Structured figure records
..............................
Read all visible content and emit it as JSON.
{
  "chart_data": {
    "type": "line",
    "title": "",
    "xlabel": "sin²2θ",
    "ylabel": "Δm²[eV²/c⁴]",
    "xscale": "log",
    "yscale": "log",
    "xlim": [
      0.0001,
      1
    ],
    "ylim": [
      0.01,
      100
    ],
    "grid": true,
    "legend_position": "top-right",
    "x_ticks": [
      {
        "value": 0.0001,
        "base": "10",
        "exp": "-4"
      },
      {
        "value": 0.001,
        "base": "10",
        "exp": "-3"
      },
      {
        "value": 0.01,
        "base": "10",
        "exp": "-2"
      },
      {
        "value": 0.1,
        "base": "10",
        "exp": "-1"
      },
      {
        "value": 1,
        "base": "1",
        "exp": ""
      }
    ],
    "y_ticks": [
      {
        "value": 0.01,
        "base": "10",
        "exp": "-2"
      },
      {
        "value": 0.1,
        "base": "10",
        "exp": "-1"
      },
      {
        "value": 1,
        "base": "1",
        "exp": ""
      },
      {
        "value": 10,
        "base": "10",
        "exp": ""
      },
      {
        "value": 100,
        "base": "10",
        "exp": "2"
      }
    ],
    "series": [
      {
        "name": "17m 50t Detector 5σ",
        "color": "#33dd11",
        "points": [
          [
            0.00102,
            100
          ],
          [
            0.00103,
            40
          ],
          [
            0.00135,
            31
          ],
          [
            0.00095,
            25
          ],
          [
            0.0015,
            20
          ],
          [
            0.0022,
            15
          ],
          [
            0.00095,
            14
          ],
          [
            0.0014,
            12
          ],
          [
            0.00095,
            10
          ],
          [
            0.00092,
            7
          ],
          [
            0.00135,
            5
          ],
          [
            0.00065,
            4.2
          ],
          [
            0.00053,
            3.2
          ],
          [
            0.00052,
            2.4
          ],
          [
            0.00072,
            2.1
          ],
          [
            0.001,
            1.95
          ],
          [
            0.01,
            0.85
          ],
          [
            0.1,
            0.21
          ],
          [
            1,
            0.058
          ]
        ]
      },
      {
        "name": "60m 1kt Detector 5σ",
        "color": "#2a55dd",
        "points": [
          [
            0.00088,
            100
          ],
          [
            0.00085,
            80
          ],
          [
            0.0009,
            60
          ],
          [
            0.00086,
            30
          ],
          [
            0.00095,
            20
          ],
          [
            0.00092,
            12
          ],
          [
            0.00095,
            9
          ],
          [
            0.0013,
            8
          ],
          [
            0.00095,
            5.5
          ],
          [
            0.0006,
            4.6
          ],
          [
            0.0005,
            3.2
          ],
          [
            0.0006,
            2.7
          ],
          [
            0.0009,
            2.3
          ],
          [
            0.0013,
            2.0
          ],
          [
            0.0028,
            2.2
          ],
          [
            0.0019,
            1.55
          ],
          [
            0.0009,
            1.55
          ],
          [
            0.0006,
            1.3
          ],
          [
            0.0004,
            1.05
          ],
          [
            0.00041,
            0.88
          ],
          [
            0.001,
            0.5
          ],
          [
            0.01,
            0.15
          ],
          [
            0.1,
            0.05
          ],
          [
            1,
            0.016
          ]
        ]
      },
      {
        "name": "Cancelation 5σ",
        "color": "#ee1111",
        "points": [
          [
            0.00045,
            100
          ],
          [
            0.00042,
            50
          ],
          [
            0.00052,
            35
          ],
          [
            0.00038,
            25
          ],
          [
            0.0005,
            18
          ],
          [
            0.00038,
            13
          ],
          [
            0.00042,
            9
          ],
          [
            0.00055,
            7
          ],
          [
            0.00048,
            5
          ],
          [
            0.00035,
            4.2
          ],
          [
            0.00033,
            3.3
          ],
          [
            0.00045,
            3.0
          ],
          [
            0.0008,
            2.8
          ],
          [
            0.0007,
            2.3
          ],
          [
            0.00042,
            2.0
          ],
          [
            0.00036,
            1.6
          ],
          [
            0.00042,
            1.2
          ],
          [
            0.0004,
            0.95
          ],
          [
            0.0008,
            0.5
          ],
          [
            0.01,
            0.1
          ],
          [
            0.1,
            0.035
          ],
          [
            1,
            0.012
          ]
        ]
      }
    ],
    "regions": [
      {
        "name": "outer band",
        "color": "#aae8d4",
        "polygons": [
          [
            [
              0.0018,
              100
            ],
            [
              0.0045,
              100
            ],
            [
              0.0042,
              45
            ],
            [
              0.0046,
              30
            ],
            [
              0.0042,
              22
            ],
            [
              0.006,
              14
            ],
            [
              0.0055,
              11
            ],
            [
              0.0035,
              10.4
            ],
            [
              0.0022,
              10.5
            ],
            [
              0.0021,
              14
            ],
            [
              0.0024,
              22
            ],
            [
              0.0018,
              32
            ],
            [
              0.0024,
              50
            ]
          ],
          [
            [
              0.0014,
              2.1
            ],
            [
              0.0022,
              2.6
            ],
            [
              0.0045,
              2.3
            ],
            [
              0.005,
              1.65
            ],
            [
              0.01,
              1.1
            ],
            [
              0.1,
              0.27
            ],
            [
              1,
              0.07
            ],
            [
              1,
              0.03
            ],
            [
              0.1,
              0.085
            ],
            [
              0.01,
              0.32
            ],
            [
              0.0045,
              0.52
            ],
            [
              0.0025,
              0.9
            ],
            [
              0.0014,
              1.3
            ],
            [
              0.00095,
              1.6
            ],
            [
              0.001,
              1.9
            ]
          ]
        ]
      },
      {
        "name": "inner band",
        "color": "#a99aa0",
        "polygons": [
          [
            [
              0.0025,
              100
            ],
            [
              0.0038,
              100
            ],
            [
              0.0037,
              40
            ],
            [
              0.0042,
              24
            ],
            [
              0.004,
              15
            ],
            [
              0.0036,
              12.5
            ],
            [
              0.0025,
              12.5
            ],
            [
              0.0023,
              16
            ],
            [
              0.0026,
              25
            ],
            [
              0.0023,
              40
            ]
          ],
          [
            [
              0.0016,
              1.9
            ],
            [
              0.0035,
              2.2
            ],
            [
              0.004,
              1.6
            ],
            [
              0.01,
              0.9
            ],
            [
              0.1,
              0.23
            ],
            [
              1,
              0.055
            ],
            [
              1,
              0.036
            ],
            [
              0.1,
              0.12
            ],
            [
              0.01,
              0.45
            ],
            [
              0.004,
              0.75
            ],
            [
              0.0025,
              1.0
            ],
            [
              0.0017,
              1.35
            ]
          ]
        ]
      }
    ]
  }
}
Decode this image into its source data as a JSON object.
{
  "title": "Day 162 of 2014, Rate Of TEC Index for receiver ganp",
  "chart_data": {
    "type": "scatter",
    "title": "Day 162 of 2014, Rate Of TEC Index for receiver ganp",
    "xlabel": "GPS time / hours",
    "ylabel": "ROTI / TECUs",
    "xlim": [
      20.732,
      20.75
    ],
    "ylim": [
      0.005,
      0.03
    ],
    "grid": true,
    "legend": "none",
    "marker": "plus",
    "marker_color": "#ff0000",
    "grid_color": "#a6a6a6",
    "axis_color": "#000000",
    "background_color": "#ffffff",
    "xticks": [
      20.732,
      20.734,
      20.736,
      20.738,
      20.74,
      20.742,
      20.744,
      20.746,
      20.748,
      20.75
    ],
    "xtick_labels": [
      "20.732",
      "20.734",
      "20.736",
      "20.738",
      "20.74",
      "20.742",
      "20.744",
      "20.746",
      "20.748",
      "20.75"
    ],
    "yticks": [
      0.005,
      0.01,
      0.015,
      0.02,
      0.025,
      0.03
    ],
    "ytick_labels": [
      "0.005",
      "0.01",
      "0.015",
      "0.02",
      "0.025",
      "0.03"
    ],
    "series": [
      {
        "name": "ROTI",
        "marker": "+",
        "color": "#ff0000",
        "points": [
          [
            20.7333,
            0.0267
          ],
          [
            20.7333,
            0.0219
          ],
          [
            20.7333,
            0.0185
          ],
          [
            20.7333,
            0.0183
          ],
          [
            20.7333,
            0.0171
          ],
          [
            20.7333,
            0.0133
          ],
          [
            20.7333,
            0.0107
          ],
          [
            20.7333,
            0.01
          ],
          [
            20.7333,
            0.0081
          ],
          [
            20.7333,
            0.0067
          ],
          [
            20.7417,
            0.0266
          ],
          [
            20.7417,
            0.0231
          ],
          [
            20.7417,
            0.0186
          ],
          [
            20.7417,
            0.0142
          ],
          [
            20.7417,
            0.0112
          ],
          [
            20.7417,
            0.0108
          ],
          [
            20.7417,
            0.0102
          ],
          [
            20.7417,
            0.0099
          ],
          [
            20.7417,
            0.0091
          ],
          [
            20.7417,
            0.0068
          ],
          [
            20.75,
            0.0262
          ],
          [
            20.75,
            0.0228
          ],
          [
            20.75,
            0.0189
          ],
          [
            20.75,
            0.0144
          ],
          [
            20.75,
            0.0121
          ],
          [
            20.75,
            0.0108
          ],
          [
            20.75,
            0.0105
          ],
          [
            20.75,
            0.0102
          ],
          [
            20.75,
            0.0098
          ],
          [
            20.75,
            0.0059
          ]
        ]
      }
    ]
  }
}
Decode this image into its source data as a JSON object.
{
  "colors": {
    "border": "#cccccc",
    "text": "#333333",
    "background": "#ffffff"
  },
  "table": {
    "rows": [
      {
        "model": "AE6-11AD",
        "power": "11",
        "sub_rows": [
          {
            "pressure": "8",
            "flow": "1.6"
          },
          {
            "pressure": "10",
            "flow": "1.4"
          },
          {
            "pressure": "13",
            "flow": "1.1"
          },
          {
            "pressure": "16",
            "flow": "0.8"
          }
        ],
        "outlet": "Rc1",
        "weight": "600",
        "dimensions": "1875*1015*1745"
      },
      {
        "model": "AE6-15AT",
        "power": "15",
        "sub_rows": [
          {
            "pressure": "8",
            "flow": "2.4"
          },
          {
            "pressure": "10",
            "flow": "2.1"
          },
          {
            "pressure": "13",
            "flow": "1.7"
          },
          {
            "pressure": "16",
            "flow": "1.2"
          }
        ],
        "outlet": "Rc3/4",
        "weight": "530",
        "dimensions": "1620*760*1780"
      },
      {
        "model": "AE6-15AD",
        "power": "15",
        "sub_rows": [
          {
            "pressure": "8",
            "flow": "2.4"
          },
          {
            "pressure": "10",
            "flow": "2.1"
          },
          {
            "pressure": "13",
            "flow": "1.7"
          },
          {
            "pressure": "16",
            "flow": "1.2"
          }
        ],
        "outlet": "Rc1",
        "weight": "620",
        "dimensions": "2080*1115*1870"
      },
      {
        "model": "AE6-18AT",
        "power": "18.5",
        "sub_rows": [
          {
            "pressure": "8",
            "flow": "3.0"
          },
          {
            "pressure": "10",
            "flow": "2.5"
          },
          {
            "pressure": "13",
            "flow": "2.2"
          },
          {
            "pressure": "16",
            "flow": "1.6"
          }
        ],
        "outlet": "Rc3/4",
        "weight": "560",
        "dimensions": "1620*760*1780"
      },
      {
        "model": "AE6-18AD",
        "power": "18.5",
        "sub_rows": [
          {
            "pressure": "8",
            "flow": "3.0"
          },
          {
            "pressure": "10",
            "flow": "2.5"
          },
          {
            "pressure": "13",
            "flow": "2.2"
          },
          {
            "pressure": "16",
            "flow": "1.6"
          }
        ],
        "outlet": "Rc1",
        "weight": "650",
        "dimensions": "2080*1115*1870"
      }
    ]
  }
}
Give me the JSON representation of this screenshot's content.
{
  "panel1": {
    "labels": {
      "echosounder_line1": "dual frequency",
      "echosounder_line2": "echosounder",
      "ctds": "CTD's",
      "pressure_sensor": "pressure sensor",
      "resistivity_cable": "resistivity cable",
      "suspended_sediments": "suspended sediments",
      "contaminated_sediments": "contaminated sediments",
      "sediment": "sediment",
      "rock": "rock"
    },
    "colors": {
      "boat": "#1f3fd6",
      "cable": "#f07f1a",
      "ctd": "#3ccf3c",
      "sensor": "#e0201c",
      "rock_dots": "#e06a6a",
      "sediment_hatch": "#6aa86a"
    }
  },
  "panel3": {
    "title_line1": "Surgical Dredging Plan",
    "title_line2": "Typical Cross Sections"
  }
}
..............................
◆ **Work to complete**
List all lines in the material containing the string "ffffff".

◆ **Exercise response**
    "background_color": "#ffffff",
    "background": "#ffffff"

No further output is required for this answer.